- _What you should do_: What lines below mention the word "leiden"? Copy each one.

- _Information provided_:
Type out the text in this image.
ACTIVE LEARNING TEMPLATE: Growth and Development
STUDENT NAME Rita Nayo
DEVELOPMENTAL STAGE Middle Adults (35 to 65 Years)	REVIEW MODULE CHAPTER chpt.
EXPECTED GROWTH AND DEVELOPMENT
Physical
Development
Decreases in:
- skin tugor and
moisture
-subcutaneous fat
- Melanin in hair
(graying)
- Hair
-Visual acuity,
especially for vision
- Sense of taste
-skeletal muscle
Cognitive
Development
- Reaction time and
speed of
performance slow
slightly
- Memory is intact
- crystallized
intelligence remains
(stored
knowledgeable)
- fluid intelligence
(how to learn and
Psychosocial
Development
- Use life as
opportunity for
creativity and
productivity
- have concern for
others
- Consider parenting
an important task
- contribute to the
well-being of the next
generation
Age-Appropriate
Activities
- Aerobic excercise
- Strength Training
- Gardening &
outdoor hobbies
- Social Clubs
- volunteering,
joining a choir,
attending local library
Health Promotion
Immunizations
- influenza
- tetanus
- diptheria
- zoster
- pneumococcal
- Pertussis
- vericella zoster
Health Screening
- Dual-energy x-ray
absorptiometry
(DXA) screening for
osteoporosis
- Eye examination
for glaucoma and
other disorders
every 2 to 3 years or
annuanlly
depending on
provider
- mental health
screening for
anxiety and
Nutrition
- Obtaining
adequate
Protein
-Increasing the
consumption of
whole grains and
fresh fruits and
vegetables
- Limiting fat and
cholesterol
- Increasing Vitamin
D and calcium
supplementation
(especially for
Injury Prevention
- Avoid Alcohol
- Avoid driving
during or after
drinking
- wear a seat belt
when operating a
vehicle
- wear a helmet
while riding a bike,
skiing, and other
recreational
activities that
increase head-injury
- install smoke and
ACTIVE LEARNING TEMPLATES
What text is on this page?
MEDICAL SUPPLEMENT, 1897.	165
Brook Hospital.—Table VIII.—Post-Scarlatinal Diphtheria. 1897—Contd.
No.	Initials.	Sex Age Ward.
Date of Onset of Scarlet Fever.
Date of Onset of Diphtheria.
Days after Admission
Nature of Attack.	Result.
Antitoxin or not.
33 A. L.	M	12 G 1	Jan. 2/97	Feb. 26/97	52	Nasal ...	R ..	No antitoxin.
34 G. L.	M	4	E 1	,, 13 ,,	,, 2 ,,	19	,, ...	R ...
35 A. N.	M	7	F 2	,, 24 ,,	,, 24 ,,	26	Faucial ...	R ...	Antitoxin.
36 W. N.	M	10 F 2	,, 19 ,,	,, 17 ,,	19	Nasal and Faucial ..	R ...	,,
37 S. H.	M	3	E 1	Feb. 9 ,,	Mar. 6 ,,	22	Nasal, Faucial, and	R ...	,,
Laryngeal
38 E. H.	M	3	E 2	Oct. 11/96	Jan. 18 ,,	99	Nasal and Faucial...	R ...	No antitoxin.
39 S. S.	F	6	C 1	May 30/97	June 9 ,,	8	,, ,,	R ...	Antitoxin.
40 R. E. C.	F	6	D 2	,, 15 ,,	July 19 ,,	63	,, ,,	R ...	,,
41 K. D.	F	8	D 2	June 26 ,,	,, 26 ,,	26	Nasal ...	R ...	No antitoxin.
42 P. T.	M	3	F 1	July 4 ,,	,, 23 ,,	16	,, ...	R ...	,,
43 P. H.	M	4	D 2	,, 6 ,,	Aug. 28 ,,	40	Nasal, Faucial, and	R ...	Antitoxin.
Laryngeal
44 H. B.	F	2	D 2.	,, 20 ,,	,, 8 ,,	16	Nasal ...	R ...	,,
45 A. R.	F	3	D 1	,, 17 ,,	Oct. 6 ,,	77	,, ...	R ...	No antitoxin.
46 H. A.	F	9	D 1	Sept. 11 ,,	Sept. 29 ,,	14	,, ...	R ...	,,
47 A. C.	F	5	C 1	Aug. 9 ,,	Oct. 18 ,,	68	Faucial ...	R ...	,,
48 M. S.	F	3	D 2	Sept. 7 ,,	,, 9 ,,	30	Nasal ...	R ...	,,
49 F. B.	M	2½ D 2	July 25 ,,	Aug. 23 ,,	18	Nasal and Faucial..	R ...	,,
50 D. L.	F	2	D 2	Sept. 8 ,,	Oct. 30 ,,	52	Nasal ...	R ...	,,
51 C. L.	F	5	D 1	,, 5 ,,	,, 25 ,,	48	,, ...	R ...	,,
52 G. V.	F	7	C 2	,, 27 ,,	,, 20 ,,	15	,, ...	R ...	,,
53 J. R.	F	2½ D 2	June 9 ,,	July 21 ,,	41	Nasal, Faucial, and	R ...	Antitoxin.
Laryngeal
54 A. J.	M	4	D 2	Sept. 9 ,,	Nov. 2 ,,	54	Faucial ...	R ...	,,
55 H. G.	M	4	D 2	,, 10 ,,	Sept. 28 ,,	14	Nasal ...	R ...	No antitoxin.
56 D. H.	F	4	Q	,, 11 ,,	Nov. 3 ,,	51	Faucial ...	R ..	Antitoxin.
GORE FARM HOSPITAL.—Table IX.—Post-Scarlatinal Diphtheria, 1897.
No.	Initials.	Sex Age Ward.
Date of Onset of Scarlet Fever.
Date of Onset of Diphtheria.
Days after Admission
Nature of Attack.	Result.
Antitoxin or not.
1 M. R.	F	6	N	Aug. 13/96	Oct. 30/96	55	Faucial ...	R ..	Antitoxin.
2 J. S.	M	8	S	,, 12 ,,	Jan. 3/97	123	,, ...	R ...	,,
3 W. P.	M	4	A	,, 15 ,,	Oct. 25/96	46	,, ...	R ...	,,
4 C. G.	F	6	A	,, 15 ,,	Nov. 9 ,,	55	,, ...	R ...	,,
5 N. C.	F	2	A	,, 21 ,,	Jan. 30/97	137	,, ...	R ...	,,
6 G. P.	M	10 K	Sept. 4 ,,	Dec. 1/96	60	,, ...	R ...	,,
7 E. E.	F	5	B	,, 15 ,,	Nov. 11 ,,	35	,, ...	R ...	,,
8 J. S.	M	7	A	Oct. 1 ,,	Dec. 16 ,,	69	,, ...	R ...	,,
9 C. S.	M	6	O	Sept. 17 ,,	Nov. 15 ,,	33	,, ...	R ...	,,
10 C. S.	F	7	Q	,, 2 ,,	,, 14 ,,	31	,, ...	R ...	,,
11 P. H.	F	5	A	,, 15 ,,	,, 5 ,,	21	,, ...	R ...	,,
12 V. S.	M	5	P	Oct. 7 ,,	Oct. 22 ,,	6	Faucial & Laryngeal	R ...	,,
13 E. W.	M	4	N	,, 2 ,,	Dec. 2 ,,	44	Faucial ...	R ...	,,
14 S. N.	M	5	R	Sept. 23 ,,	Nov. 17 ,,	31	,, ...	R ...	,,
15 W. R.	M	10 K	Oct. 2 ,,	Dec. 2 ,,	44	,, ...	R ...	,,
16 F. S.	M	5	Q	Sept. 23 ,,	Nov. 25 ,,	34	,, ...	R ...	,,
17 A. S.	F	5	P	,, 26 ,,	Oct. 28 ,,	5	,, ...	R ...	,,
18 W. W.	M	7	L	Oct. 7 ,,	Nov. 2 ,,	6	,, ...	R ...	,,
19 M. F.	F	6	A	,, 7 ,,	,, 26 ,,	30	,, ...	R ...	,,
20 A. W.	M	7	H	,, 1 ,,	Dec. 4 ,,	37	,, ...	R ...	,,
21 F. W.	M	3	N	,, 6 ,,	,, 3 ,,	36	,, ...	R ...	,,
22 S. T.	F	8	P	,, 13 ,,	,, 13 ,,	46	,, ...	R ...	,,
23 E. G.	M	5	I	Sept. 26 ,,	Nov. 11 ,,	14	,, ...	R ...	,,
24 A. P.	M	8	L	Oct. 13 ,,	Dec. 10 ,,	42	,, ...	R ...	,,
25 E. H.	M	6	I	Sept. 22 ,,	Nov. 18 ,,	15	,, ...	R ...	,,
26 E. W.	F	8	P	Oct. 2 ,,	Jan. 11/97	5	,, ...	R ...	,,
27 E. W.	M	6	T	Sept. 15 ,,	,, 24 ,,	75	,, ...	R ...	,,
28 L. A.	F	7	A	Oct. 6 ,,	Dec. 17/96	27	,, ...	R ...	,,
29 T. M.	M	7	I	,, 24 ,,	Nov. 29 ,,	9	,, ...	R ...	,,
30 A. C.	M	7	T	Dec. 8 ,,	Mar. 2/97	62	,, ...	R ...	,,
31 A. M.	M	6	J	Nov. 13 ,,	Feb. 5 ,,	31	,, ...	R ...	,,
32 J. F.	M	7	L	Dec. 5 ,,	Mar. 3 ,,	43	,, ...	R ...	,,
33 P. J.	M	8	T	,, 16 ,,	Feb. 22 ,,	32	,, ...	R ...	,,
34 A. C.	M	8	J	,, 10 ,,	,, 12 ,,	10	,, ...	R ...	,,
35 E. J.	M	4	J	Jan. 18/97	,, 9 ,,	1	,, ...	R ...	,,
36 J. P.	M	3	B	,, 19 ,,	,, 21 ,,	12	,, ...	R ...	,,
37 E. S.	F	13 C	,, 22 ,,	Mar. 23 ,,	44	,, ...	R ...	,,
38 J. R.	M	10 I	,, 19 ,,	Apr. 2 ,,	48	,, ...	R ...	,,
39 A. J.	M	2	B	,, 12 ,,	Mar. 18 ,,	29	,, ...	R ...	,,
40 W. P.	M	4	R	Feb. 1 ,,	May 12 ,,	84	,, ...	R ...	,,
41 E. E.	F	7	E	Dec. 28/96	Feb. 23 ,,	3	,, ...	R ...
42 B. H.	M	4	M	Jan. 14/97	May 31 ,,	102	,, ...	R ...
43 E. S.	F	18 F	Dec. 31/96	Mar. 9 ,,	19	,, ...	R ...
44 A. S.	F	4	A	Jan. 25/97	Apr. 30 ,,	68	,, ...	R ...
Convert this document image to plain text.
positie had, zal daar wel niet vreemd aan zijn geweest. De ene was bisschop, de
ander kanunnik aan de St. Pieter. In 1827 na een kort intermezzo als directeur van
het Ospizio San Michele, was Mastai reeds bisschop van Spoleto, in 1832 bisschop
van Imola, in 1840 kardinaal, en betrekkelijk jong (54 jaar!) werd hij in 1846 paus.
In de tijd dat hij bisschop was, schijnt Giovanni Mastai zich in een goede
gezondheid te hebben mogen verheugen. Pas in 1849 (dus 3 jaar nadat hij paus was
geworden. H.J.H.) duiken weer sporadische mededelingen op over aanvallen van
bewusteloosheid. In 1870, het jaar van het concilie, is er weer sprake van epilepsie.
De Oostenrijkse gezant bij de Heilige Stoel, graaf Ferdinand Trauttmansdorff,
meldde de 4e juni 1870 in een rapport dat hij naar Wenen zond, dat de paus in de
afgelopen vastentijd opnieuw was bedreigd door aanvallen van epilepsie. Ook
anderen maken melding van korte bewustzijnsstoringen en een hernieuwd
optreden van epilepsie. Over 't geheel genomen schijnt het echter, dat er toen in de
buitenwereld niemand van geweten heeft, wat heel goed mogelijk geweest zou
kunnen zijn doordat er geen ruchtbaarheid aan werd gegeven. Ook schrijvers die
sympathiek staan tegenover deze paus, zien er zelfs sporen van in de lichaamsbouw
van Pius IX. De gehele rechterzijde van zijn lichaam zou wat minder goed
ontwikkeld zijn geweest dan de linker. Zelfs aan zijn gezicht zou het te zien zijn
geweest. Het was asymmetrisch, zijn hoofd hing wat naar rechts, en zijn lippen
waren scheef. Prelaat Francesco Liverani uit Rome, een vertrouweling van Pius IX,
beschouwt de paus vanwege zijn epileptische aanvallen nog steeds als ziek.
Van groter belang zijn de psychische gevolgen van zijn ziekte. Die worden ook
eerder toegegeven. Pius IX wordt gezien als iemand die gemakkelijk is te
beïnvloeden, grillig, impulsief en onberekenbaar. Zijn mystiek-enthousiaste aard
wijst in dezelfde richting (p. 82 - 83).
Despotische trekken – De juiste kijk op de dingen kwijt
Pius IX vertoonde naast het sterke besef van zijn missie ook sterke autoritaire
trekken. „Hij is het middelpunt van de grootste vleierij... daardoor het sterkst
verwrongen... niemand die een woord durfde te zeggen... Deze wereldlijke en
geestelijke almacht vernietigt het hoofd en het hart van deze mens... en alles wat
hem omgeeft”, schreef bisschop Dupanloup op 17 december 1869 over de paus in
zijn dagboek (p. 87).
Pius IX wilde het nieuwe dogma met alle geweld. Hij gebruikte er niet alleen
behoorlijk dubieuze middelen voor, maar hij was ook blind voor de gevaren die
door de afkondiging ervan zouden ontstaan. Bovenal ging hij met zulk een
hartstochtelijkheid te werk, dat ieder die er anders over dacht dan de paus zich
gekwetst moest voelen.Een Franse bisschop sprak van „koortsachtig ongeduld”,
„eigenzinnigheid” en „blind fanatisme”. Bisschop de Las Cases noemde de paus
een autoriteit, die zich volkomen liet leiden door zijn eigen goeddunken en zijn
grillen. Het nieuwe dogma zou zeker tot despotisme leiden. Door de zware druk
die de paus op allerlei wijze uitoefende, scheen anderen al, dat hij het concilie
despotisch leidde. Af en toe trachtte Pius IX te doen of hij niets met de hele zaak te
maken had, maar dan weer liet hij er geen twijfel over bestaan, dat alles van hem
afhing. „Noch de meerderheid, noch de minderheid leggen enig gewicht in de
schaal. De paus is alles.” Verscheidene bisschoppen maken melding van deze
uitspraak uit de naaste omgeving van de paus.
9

- _Task output_:
een autoriteit, die zich volkomen liet leiden door zijn eigen goeddunken en zijn
grillen. Het nieuwe dogma zou zeker tot despotisme leiden. Door de zware druk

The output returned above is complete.